__Excerpts from a figure dataset__:
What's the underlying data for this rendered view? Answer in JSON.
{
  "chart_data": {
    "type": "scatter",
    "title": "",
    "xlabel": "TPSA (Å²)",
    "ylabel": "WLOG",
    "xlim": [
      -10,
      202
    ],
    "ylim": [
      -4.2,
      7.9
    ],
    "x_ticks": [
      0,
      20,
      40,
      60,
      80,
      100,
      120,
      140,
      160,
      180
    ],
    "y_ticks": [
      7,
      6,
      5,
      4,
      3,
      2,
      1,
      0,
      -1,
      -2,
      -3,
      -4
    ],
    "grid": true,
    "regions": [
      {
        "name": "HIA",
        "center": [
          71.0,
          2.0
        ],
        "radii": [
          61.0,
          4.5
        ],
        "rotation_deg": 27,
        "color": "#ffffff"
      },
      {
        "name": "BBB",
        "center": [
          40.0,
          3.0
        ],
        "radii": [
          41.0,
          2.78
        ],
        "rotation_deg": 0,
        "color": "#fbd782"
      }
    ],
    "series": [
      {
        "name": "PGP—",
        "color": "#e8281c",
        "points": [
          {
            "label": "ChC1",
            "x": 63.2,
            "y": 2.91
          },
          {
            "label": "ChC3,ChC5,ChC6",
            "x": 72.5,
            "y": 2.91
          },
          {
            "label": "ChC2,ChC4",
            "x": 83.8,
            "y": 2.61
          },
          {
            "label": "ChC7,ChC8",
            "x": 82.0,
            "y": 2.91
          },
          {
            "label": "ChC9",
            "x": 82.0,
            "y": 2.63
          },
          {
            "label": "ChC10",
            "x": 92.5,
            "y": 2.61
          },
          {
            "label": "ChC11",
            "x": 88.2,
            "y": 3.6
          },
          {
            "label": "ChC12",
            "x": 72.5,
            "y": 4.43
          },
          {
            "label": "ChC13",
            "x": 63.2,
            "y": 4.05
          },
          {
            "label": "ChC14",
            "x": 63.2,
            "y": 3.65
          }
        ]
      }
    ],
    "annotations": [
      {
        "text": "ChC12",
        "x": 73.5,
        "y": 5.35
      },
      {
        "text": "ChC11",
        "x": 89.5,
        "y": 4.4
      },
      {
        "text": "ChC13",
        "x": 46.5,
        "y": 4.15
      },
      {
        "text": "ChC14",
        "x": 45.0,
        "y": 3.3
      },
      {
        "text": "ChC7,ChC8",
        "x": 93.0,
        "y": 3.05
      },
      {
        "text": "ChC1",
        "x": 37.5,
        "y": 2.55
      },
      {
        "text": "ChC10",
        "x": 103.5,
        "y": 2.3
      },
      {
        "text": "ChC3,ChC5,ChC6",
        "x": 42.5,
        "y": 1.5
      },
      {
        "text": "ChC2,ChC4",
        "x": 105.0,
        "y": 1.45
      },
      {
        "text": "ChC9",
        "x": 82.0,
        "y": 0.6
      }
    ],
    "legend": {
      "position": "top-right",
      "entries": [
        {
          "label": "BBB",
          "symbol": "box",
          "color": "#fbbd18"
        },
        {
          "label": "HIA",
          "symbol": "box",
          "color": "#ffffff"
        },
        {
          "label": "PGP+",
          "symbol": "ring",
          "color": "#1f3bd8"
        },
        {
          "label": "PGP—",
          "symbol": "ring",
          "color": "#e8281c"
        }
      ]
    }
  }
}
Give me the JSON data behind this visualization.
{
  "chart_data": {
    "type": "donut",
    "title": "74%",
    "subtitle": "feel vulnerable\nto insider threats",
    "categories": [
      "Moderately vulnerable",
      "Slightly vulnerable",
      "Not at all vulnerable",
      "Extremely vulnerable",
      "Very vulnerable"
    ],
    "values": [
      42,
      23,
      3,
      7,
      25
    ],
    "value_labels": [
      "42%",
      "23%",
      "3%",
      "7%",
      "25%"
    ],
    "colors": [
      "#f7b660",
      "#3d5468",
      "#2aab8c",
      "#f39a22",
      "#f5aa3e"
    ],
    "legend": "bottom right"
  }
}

__What you should do__:
Copy out the data shown above without altering anything.

__Output for this exercise__:
What's the underlying data for this rendered view? Answer in JSON.
{
  "chart_data": {
    "type": "scatter",
    "title": "",
    "xlabel": "TPSA (Å²)",
    "ylabel": "WLOG",
    "xlim": [
      -10,
      202
    ],
    "ylim": [
      -4.2,
      7.9
    ],
    "x_ticks": [
      0,
      20,
      40,
      60,
      80,
      100,
      120,
      140,
      160,
      180
    ],
    "y_ticks": [
      7,
      6,
      5,
      4,
      3,
      2,
      1,
      0,
      -1,
      -2,
      -3,
      -4
    ],
    "grid": true,
    "regions": [
      {
        "name": "HIA",
        "center": [
          71.0,
          2.0
        ],
        "radii": [
          61.0,
          4.5
        ],
        "rotation_deg": 27,
        "color": "#ffffff"
      },
      {
        "name": "BBB",
        "center": [
          40.0,
          3.0
        ],
        "radii": [
          41.0,
          2.78
        ],
        "rotation_deg": 0,
        "color": "#fbd782"
      }
    ],
    "series": [
      {
        "name": "PGP—",
        "color": "#e8281c",
        "points": [
          {
            "label": "ChC1",
            "x": 63.2,
            "y": 2.91
          },
          {
            "label": "ChC3,ChC5,ChC6",
            "x": 72.5,
            "y": 2.91
          },
          {
            "label": "ChC2,ChC4",
            "x": 83.8,
            "y": 2.61
          },
          {
            "label": "ChC7,ChC8",
            "x": 82.0,
            "y": 2.91
          },
          {
            "label": "ChC9",
            "x": 82.0,
            "y": 2.63
          },
          {
            "label": "ChC10",
            "x": 92.5,
            "y": 2.61
          },
          {
            "label": "ChC11",
            "x": 88.2,
            "y": 3.6
          },
          {
            "label": "ChC12",
            "x": 72.5,
            "y": 4.43
          },
          {
            "label": "ChC13",
            "x": 63.2,
            "y": 4.05
          },
          {
            "label": "ChC14",
            "x": 63.2,
            "y": 3.65
          }
        ]
      }
    ],
    "annotations": [
      {
        "text": "ChC12",
        "x": 73.5,
        "y": 5.35
      },
      {
        "text": "ChC11",
        "x": 89.5,
        "y": 4.4
      },
      {
        "text": "ChC13",
        "x": 46.5,
        "y": 4.15
      },
      {
        "text": "ChC14",
        "x": 45.0,
        "y": 3.3
      },
      {
        "text": "ChC7,ChC8",
        "x": 93.0,
        "y": 3.05
      },
      {
        "text": "ChC1",
        "x": 37.5,
        "y": 2.55
      },
      {
        "text": "ChC10",
        "x": 103.5,
        "y": 2.3
      },
      {
        "text": "ChC3,ChC5,ChC6",
        "x": 42.5,
        "y": 1.5
      },
      {
        "text": "ChC2,ChC4",
        "x": 105.0,
        "y": 1.45
      },
      {
        "text": "ChC9",
        "x": 82.0,
        "y": 0.6
      }
    ],
    "legend": {
      "position": "top-right",
      "entries": [
        {
          "label": "BBB",
          "symbol": "box",
          "color": "#fbbd18"
        },
        {
          "label": "HIA",
          "symbol": "box",
          "color": "#ffffff"
        },
        {
          "label": "PGP+",
          "symbol": "ring",
          "color": "#1f3bd8"
        },
        {
          "label": "PGP—",
          "symbol": "ring",
          "color": "#e8281c"
        }
      ]
    }
  }
}
Give me the JSON data behind this visualization.
{
  "chart_data": {
    "type": "donut",
    "title": "74%",
    "subtitle": "feel vulnerable\nto insider threats",
    "categories": [
      "Moderately vulnerable",
      "Slightly vulnerable",
      "Not at all vulnerable",
      "Extremely vulnerable",
      "Very vulnerable"
    ],
    "values": [
      42,
      23,
      3,
      7,
      25
    ],
    "value_labels": [
      "42%",
      "23%",
      "3%",
      "7%",
      "25%"
    ],
    "colors": [
      "#f7b660",
      "#3d5468",
      "#2aab8c",
      "#f39a22",
      "#f5aa3e"
    ],
    "legend": "bottom right"
  }
}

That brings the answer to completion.